* _Supplied information_:

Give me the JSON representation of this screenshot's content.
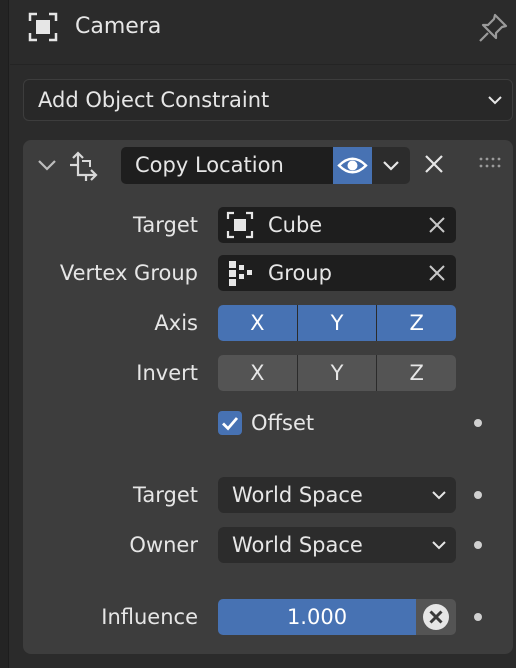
{
  "header": {
    "title": "Camera",
    "icon": "camera-object-icon",
    "pin_icon": "pin-icon"
  },
  "add_constraint": {
    "label": "Add Object Constraint"
  },
  "constraint": {
    "name": "Copy Location",
    "icon": "move-arrows-icon",
    "accent": "#4772b3",
    "fields": {
      "target": {
        "label": "Target",
        "value": "Cube",
        "icon": "object-icon"
      },
      "vertex_group": {
        "label": "Vertex Group",
        "value": "Group",
        "icon": "vertex-group-icon"
      },
      "axis": {
        "label": "Axis",
        "options": [
          "X",
          "Y",
          "Z"
        ],
        "selected": [
          true,
          true,
          true
        ]
      },
      "invert": {
        "label": "Invert",
        "options": [
          "X",
          "Y",
          "Z"
        ],
        "selected": [
          false,
          false,
          false
        ]
      },
      "offset": {
        "label": "Offset",
        "checked": true
      },
      "target_space": {
        "label": "Target",
        "value": "World Space"
      },
      "owner_space": {
        "label": "Owner",
        "value": "World Space"
      },
      "influence": {
        "label": "Influence",
        "value": "1.000"
      }
    }
  }
}
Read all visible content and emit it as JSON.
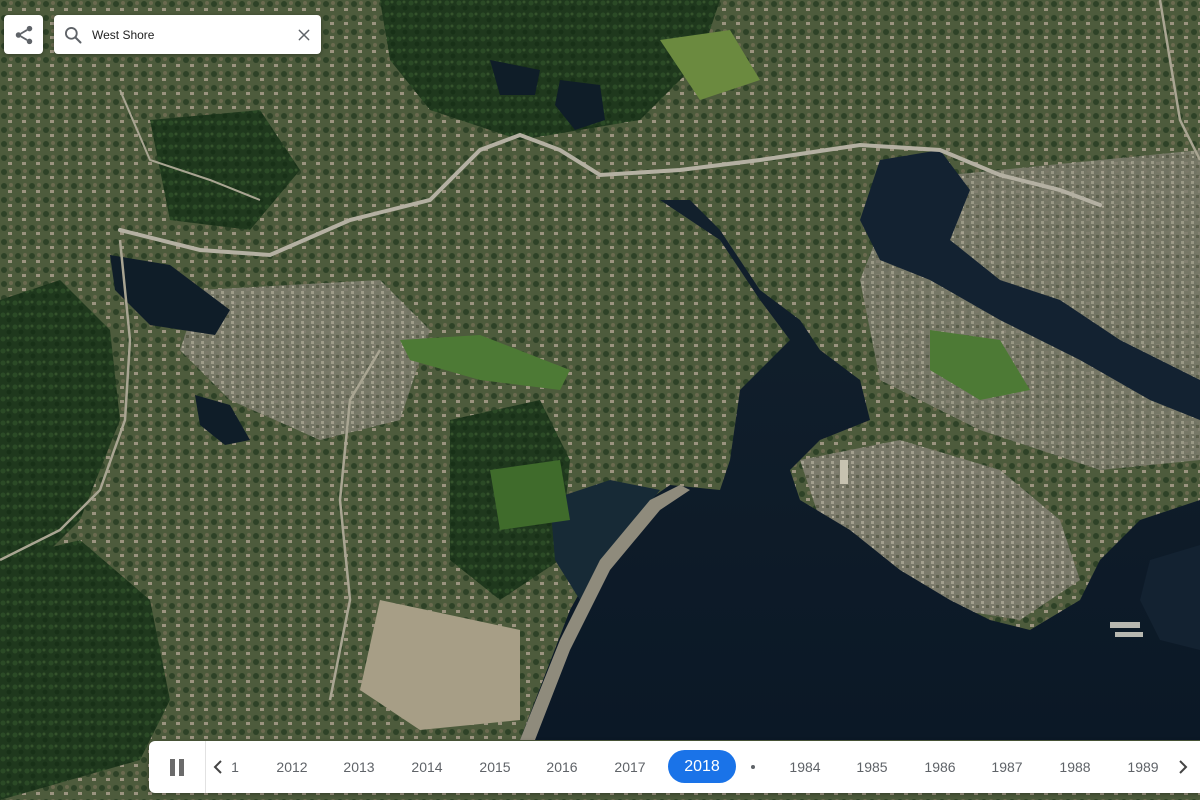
{
  "search": {
    "value": "West Shore"
  },
  "toolbar": {
    "share_icon": "share-icon",
    "search_icon": "search-icon",
    "clear_icon": "close-icon"
  },
  "timeline": {
    "playback_icon": "pause-icon",
    "prev_icon": "chevron-left-icon",
    "next_icon": "chevron-right-icon",
    "partial_label": "1",
    "years_before": [
      "2012",
      "2013",
      "2014",
      "2015",
      "2016",
      "2017"
    ],
    "selected_year": "2018",
    "years_after": [
      "1984",
      "1985",
      "1986",
      "1987",
      "1988",
      "1989"
    ],
    "accent_color": "#1a73e8"
  },
  "map": {
    "water_color": "#0d1a2a",
    "land_color": "#4a5a3c",
    "forest_color": "#1f3a1f",
    "urban_color": "#8a8a7a"
  }
}
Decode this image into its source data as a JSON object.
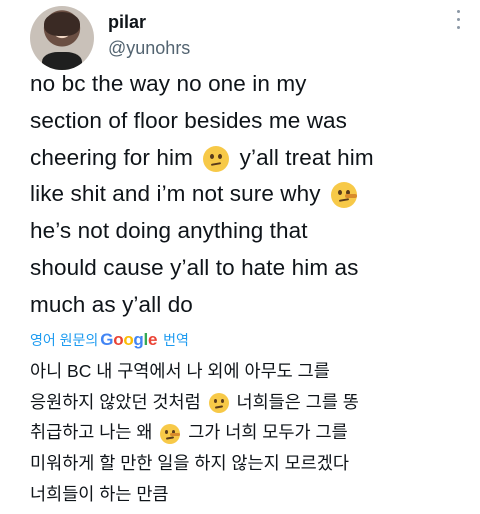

* _Description of the task_:
Repeat the material above word for word, please, apart from its images.

* _Reply_:
Give me the JSON representation of this screenshot's content.
{
  "header": {
    "title": "Camera",
    "icon": "camera-object-icon",
    "pin_icon": "pin-icon"
  },
  "add_constraint": {
    "label": "Add Object Constraint"
  },
  "constraint": {
    "name": "Copy Location",
    "icon": "move-arrows-icon",
    "accent": "#4772b3",
    "fields": {
      "target": {
        "label": "Target",
        "value": "Cube",
        "icon": "object-icon"
      },
      "vertex_group": {
        "label": "Vertex Group",
        "value": "Group",
        "icon": "vertex-group-icon"
      },
      "axis": {
        "label": "Axis",
        "options": [
          "X",
          "Y",
          "Z"
        ],
        "selected": [
          true,
          true,
          true
        ]
      },
      "invert": {
        "label": "Invert",
        "options": [
          "X",
          "Y",
          "Z"
        ],
        "selected": [
          false,
          false,
          false
        ]
      },
      "offset": {
        "label": "Offset",
        "checked": true
      },
      "target_space": {
        "label": "Target",
        "value": "World Space"
      },
      "owner_space": {
        "label": "Owner",
        "value": "World Space"
      },
      "influence": {
        "label": "Influence",
        "value": "1.000"
      }
    }
  }
}
Read all visible content and emit it as JSON.
{
  "search": {
    "value": "West Shore"
  },
  "toolbar": {
    "share_icon": "share-icon",
    "search_icon": "search-icon",
    "clear_icon": "close-icon"
  },
  "timeline": {
    "playback_icon": "pause-icon",
    "prev_icon": "chevron-left-icon",
    "next_icon": "chevron-right-icon",
    "partial_label": "1",
    "years_before": [
      "2012",
      "2013",
      "2014",
      "2015",
      "2016",
      "2017"
    ],
    "selected_year": "2018",
    "years_after": [
      "1984",
      "1985",
      "1986",
      "1987",
      "1988",
      "1989"
    ],
    "accent_color": "#1a73e8"
  },
  "map": {
    "water_color": "#0d1a2a",
    "land_color": "#4a5a3c",
    "forest_color": "#1f3a1f",
    "urban_color": "#8a8a7a"
  }
}
Decode this image into its source data as a JSON object.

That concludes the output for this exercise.